EXERCISE AIM: Set each record down exactly, excluding all images.

Data tied to figure images:
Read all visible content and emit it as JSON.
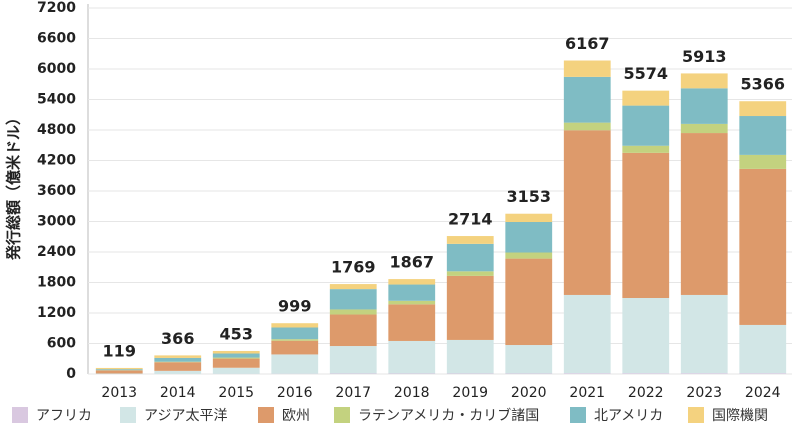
{
  "chart_data": {
    "type": "bar",
    "stacked": true,
    "y_label": "発行総額（億米ドル）",
    "categories": [
      "2013",
      "2014",
      "2015",
      "2016",
      "2017",
      "2018",
      "2019",
      "2020",
      "2021",
      "2022",
      "2023",
      "2024"
    ],
    "totals": [
      119,
      366,
      453,
      999,
      1769,
      1867,
      2714,
      3153,
      6167,
      5574,
      5913,
      5366
    ],
    "series": [
      {
        "name": "アフリカ",
        "color": "#d9c8e0",
        "values": [
          0,
          2,
          3,
          5,
          10,
          10,
          10,
          10,
          15,
          15,
          15,
          15
        ]
      },
      {
        "name": "アジア太平洋",
        "color": "#d2e6e6",
        "values": [
          10,
          60,
          120,
          380,
          540,
          640,
          660,
          560,
          1540,
          1480,
          1540,
          950
        ]
      },
      {
        "name": "欧州",
        "color": "#dd9a6b",
        "values": [
          60,
          170,
          180,
          270,
          620,
          720,
          1260,
          1700,
          3240,
          2855,
          3185,
          3070
        ]
      },
      {
        "name": "ラテンアメリカ・カリブ諸国",
        "color": "#c3d27f",
        "values": [
          5,
          10,
          20,
          30,
          100,
          70,
          90,
          120,
          150,
          140,
          180,
          275
        ]
      },
      {
        "name": "北アメリカ",
        "color": "#7fbcc4",
        "values": [
          20,
          74,
          80,
          230,
          400,
          320,
          540,
          600,
          900,
          790,
          700,
          765
        ]
      },
      {
        "name": "国際機関",
        "color": "#f4d27f",
        "values": [
          24,
          50,
          50,
          84,
          99,
          107,
          154,
          163,
          322,
          294,
          293,
          291
        ]
      }
    ],
    "ylim": [
      0,
      7200
    ],
    "yticks": [
      0,
      600,
      1200,
      1800,
      2400,
      3000,
      3600,
      4200,
      4800,
      5400,
      6000,
      6600,
      7200
    ],
    "grid": true
  }
}
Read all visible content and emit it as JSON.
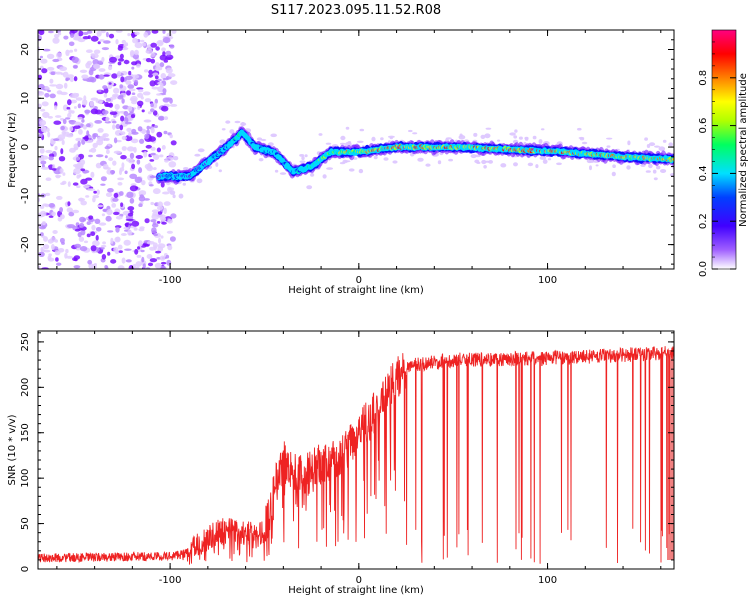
{
  "title": "S117.2023.095.11.52.R08",
  "chart_data": [
    {
      "type": "heatmap",
      "xlabel": "Height of straight line (km)",
      "ylabel": "Frequency (Hz)",
      "xlim": [
        -170,
        167
      ],
      "ylim": [
        -25,
        24
      ],
      "x_ticks": [
        -100,
        0,
        100
      ],
      "y_ticks": [
        -20,
        -10,
        0,
        10,
        20
      ],
      "colorbar": {
        "label": "Normalized spectral amplitude",
        "range": [
          0,
          1
        ],
        "ticks": [
          0.0,
          0.2,
          0.4,
          0.6,
          0.8
        ],
        "colormap": [
          "#ffffff",
          "#8a00ff",
          "#0000ff",
          "#00ffff",
          "#00ff00",
          "#ffff00",
          "#ff8000",
          "#ff0000",
          "#ff0080"
        ]
      },
      "ridge": {
        "description_points_x": [
          -105,
          -90,
          -80,
          -70,
          -62,
          -55,
          -45,
          -35,
          -25,
          -15,
          0,
          20,
          50,
          80,
          110,
          140,
          165
        ],
        "frequency_hz": [
          -6,
          -6,
          -3,
          0,
          3,
          0,
          -1,
          -5,
          -4,
          -1,
          -1,
          0,
          0,
          -0.5,
          -1,
          -2,
          -2.5
        ],
        "peak_amplitude": [
          0.3,
          0.35,
          0.35,
          0.4,
          0.5,
          0.45,
          0.4,
          0.45,
          0.5,
          0.6,
          0.8,
          0.9,
          0.85,
          0.85,
          0.9,
          0.8,
          0.75
        ]
      },
      "noise_region_x": [
        -170,
        -100
      ]
    },
    {
      "type": "line",
      "xlabel": "Height of straight line (km)",
      "ylabel": "SNR (10 * v/v)",
      "xlim": [
        -170,
        167
      ],
      "ylim": [
        0,
        262
      ],
      "x_ticks": [
        -100,
        0,
        100
      ],
      "y_ticks": [
        0,
        50,
        100,
        150,
        200,
        250
      ],
      "series_color": "#ee2222",
      "envelope": {
        "x": [
          -170,
          -100,
          -90,
          -80,
          -70,
          -60,
          -50,
          -45,
          -40,
          -30,
          -20,
          -10,
          0,
          10,
          20,
          25,
          30,
          50,
          100,
          167
        ],
        "snr": [
          12,
          14,
          18,
          35,
          45,
          38,
          40,
          85,
          120,
          100,
          115,
          120,
          150,
          175,
          210,
          220,
          225,
          230,
          232,
          238
        ]
      },
      "dropouts_region_x": [
        25,
        167
      ]
    }
  ]
}
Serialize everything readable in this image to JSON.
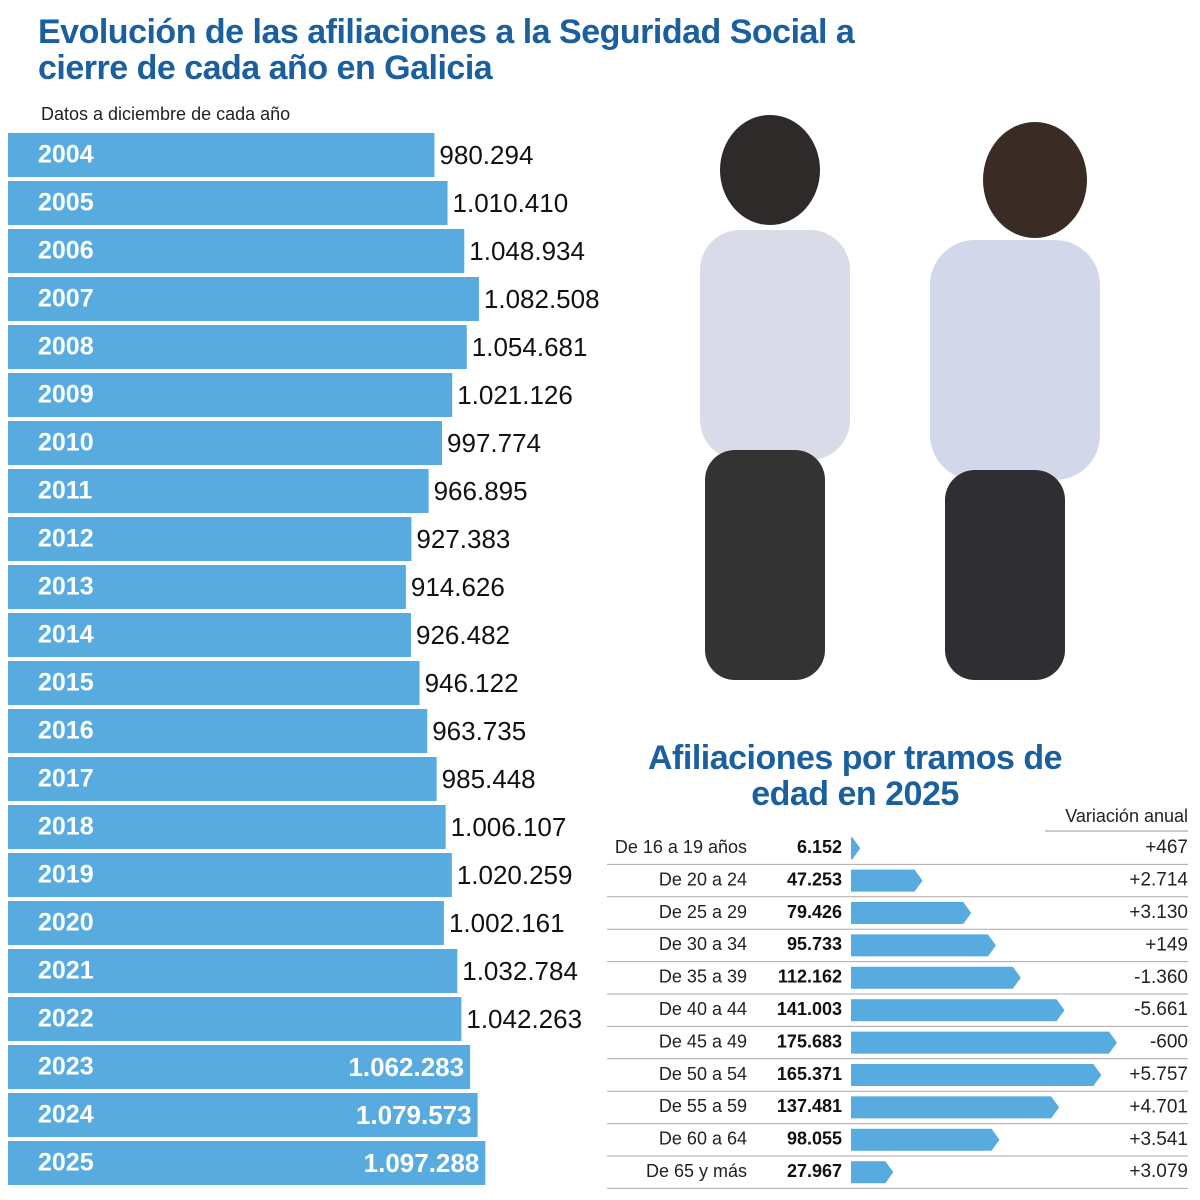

TASK RESPONSE:
Read all visible content and emit it as JSON.
{
  "chart_data": {
    "type": "bar",
    "stacked": true,
    "y_label": "発行総額（億米ドル）",
    "categories": [
      "2013",
      "2014",
      "2015",
      "2016",
      "2017",
      "2018",
      "2019",
      "2020",
      "2021",
      "2022",
      "2023",
      "2024"
    ],
    "totals": [
      119,
      366,
      453,
      999,
      1769,
      1867,
      2714,
      3153,
      6167,
      5574,
      5913,
      5366
    ],
    "series": [
      {
        "name": "アフリカ",
        "color": "#d9c8e0",
        "values": [
          0,
          2,
          3,
          5,
          10,
          10,
          10,
          10,
          15,
          15,
          15,
          15
        ]
      },
      {
        "name": "アジア太平洋",
        "color": "#d2e6e6",
        "values": [
          10,
          60,
          120,
          380,
          540,
          640,
          660,
          560,
          1540,
          1480,
          1540,
          950
        ]
      },
      {
        "name": "欧州",
        "color": "#dd9a6b",
        "values": [
          60,
          170,
          180,
          270,
          620,
          720,
          1260,
          1700,
          3240,
          2855,
          3185,
          3070
        ]
      },
      {
        "name": "ラテンアメリカ・カリブ諸国",
        "color": "#c3d27f",
        "values": [
          5,
          10,
          20,
          30,
          100,
          70,
          90,
          120,
          150,
          140,
          180,
          275
        ]
      },
      {
        "name": "北アメリカ",
        "color": "#7fbcc4",
        "values": [
          20,
          74,
          80,
          230,
          400,
          320,
          540,
          600,
          900,
          790,
          700,
          765
        ]
      },
      {
        "name": "国際機関",
        "color": "#f4d27f",
        "values": [
          24,
          50,
          50,
          84,
          99,
          107,
          154,
          163,
          322,
          294,
          293,
          291
        ]
      }
    ],
    "ylim": [
      0,
      7200
    ],
    "yticks": [
      0,
      600,
      1200,
      1800,
      2400,
      3000,
      3600,
      4200,
      4800,
      5400,
      6000,
      6600,
      7200
    ],
    "grid": true
  }
}
Read all visible content and emit it as JSON.
{
  "title": "S117.2023.095.11.52.R08",
  "chart_data": [
    {
      "type": "heatmap",
      "xlabel": "Height of straight line (km)",
      "ylabel": "Frequency (Hz)",
      "xlim": [
        -170,
        167
      ],
      "ylim": [
        -25,
        24
      ],
      "x_ticks": [
        -100,
        0,
        100
      ],
      "y_ticks": [
        -20,
        -10,
        0,
        10,
        20
      ],
      "colorbar": {
        "label": "Normalized spectral amplitude",
        "range": [
          0,
          1
        ],
        "ticks": [
          0.0,
          0.2,
          0.4,
          0.6,
          0.8
        ],
        "colormap": [
          "#ffffff",
          "#8a00ff",
          "#0000ff",
          "#00ffff",
          "#00ff00",
          "#ffff00",
          "#ff8000",
          "#ff0000",
          "#ff0080"
        ]
      },
      "ridge": {
        "description_points_x": [
          -105,
          -90,
          -80,
          -70,
          -62,
          -55,
          -45,
          -35,
          -25,
          -15,
          0,
          20,
          50,
          80,
          110,
          140,
          165
        ],
        "frequency_hz": [
          -6,
          -6,
          -3,
          0,
          3,
          0,
          -1,
          -5,
          -4,
          -1,
          -1,
          0,
          0,
          -0.5,
          -1,
          -2,
          -2.5
        ],
        "peak_amplitude": [
          0.3,
          0.35,
          0.35,
          0.4,
          0.5,
          0.45,
          0.4,
          0.45,
          0.5,
          0.6,
          0.8,
          0.9,
          0.85,
          0.85,
          0.9,
          0.8,
          0.75
        ]
      },
      "noise_region_x": [
        -170,
        -100
      ]
    },
    {
      "type": "line",
      "xlabel": "Height of straight line (km)",
      "ylabel": "SNR (10 * v/v)",
      "xlim": [
        -170,
        167
      ],
      "ylim": [
        0,
        262
      ],
      "x_ticks": [
        -100,
        0,
        100
      ],
      "y_ticks": [
        0,
        50,
        100,
        150,
        200,
        250
      ],
      "series_color": "#ee2222",
      "envelope": {
        "x": [
          -170,
          -100,
          -90,
          -80,
          -70,
          -60,
          -50,
          -45,
          -40,
          -30,
          -20,
          -10,
          0,
          10,
          20,
          25,
          30,
          50,
          100,
          167
        ],
        "snr": [
          12,
          14,
          18,
          35,
          45,
          38,
          40,
          85,
          120,
          100,
          115,
          120,
          150,
          175,
          210,
          220,
          225,
          230,
          232,
          238
        ]
      },
      "dropouts_region_x": [
        25,
        167
      ]
    }
  ]
}
Serialize everything readable in this image to JSON.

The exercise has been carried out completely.